Start of Material shown
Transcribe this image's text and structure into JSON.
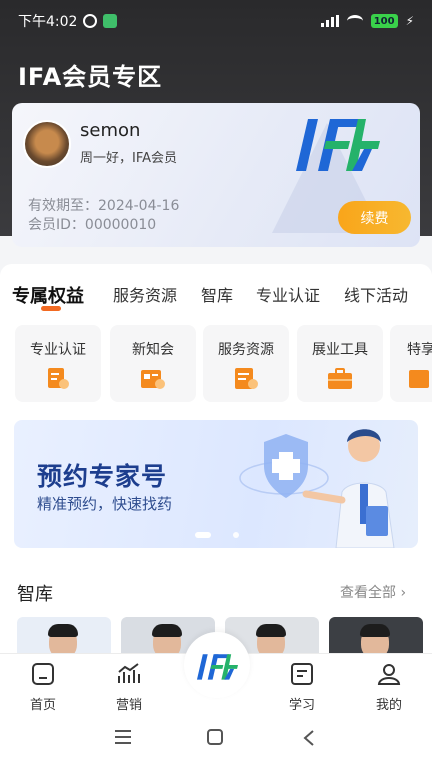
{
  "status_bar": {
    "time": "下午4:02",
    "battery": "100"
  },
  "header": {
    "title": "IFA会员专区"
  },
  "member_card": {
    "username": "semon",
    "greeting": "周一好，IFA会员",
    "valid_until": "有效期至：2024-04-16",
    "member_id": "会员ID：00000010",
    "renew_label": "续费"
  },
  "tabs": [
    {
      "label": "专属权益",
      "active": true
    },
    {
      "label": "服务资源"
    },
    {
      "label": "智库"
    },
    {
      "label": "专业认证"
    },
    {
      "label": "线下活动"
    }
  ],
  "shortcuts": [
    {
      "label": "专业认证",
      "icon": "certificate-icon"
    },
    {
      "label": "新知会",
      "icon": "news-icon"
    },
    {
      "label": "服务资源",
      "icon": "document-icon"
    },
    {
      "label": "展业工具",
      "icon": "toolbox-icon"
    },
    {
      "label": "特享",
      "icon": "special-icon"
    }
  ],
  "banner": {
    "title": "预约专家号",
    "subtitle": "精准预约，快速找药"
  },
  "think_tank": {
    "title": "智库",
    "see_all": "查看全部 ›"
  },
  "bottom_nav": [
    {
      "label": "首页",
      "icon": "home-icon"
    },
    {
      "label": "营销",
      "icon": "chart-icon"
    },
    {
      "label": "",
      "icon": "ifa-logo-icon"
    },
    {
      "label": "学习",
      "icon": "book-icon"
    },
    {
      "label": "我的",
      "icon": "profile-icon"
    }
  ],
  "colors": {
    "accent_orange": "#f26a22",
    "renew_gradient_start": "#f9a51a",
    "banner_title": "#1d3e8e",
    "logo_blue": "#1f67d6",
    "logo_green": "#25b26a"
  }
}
End of Material shown
Start of Material shown
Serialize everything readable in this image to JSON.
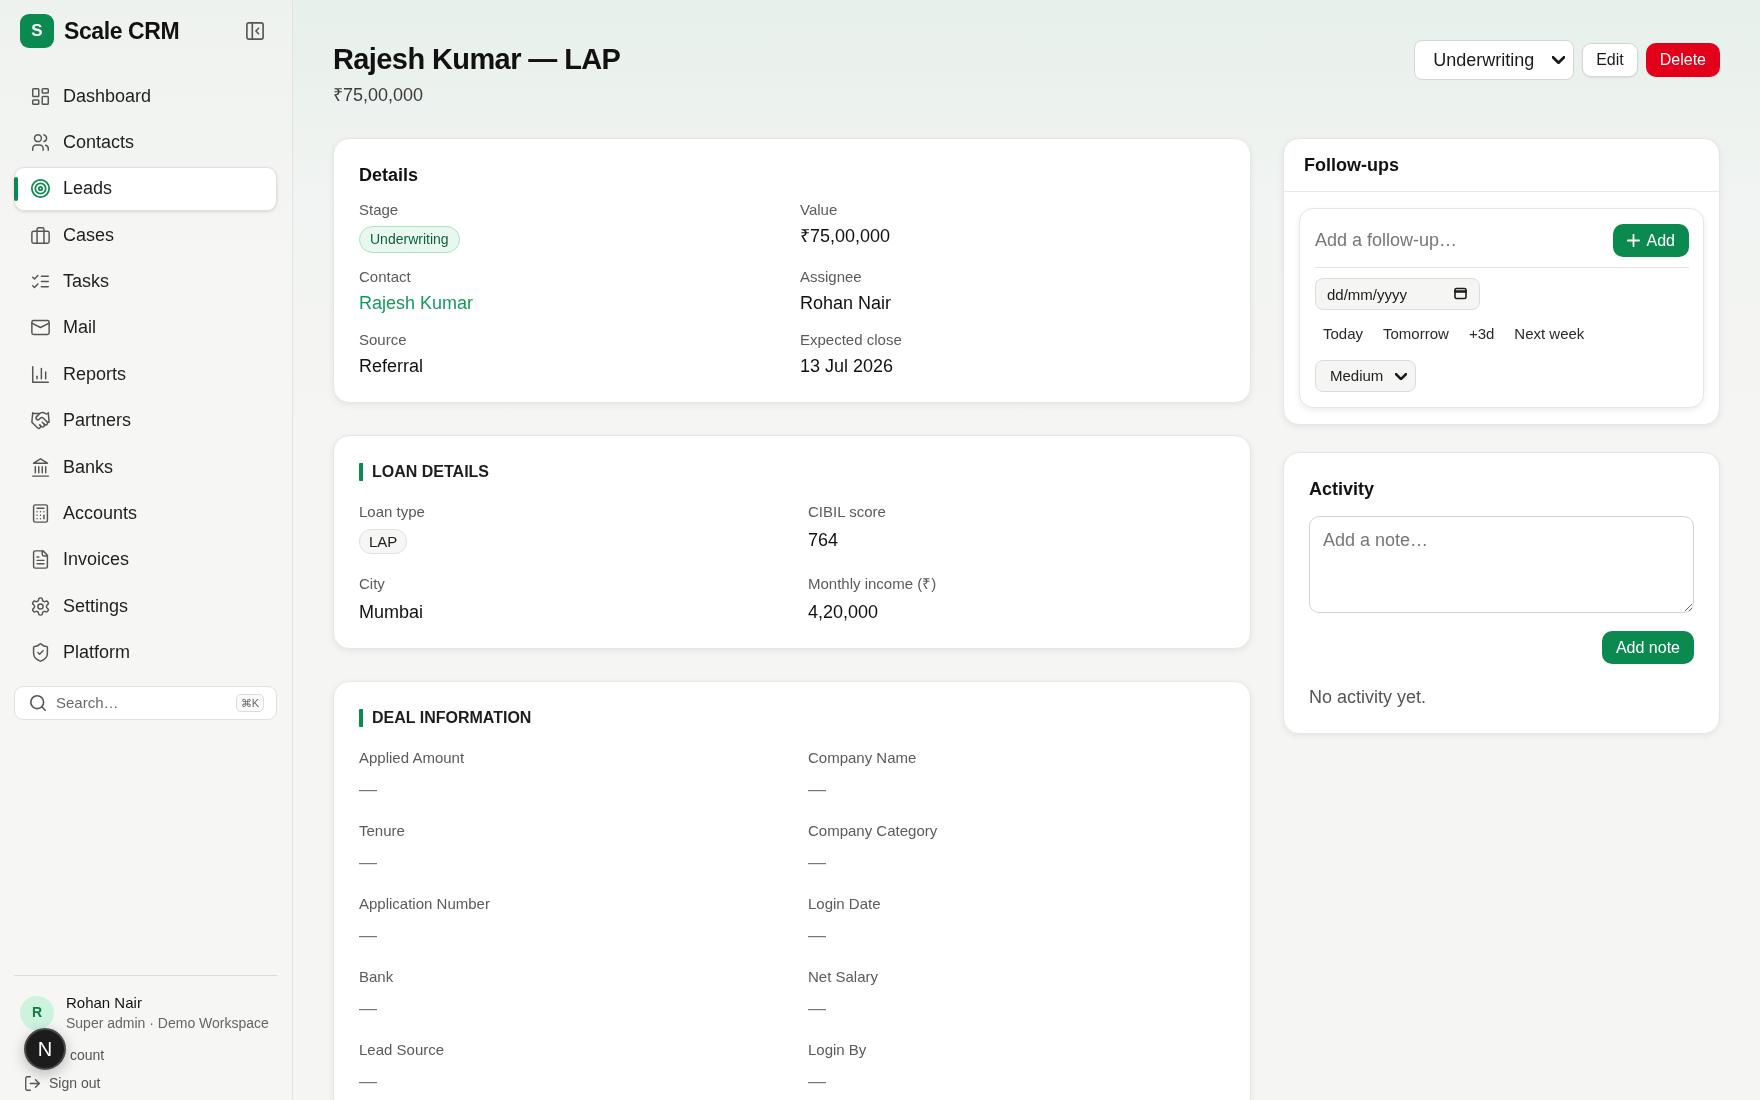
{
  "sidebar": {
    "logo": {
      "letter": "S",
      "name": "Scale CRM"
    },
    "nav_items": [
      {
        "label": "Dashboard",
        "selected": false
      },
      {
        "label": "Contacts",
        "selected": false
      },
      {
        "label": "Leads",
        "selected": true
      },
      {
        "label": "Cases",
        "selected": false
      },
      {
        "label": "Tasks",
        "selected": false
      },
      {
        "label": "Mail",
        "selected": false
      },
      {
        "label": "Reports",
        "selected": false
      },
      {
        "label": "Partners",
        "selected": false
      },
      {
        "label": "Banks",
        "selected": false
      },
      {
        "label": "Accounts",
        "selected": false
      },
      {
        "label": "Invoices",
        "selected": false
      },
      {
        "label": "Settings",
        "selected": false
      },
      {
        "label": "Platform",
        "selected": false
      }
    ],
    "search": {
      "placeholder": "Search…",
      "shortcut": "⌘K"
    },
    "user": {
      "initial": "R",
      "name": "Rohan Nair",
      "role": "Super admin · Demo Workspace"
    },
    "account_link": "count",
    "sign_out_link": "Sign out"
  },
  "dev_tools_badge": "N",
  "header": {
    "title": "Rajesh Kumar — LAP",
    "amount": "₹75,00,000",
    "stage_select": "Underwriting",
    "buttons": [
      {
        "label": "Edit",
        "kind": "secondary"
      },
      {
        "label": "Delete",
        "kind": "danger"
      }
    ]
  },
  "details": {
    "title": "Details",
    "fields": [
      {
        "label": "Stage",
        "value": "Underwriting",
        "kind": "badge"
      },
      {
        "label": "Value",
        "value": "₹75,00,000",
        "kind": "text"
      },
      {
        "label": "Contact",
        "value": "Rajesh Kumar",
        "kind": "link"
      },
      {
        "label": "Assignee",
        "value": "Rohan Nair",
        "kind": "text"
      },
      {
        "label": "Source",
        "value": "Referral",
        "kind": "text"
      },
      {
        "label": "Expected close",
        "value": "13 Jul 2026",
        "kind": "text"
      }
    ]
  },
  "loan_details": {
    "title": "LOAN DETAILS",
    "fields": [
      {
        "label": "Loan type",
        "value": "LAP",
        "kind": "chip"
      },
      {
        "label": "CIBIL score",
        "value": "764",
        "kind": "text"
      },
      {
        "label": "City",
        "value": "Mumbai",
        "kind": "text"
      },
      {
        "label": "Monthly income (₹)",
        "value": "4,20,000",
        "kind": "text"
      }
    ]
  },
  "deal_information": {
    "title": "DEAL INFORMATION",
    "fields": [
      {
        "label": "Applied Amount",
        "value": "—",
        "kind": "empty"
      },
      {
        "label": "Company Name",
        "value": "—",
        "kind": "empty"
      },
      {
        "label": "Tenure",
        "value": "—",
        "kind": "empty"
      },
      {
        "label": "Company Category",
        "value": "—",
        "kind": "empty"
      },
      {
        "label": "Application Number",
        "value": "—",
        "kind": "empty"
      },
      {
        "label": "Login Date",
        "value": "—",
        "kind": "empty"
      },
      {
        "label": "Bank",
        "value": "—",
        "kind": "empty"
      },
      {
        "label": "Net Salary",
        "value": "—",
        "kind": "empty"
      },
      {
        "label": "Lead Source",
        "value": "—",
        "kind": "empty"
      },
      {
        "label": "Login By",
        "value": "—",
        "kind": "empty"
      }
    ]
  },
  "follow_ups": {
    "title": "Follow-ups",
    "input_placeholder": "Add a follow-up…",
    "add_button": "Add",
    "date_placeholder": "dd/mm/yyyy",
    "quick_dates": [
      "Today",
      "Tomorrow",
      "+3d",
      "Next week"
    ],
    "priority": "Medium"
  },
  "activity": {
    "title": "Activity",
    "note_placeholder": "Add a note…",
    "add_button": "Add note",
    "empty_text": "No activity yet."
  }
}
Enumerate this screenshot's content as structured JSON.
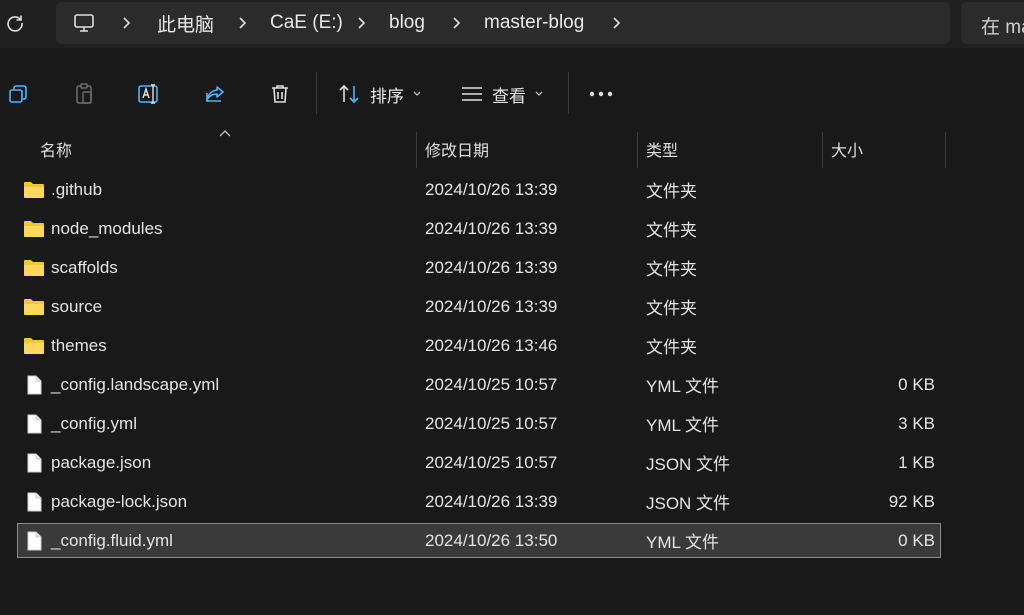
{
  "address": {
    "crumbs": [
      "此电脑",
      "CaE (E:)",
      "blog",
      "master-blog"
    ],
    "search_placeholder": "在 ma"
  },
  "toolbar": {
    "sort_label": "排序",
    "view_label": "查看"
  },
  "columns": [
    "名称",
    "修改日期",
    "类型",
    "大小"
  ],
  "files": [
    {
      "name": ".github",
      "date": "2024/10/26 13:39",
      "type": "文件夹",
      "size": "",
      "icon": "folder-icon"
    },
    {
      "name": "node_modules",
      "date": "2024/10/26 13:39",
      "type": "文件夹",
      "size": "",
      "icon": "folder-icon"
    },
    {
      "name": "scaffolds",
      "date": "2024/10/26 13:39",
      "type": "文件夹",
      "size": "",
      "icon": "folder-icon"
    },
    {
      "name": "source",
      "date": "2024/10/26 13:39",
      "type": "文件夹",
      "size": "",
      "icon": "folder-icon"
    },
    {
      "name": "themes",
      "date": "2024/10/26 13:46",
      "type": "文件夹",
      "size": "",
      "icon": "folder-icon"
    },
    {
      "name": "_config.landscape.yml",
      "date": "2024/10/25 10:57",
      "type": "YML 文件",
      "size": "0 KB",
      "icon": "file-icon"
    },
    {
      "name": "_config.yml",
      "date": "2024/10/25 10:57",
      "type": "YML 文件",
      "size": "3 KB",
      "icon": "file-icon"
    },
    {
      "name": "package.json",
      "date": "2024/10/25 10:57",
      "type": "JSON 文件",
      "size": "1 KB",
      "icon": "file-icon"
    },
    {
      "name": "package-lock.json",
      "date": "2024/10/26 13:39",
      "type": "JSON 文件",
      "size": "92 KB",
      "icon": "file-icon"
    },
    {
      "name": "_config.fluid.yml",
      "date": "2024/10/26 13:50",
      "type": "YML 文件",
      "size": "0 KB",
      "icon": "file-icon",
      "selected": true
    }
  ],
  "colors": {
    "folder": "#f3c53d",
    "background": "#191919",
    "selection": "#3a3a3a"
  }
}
End of Material shown
What needs to be done —
Copy all lines above containing the string "Rajesh".

Reply —
    "title": "Rajesh Kumar — LAP",
        "value": "Rajesh Kumar",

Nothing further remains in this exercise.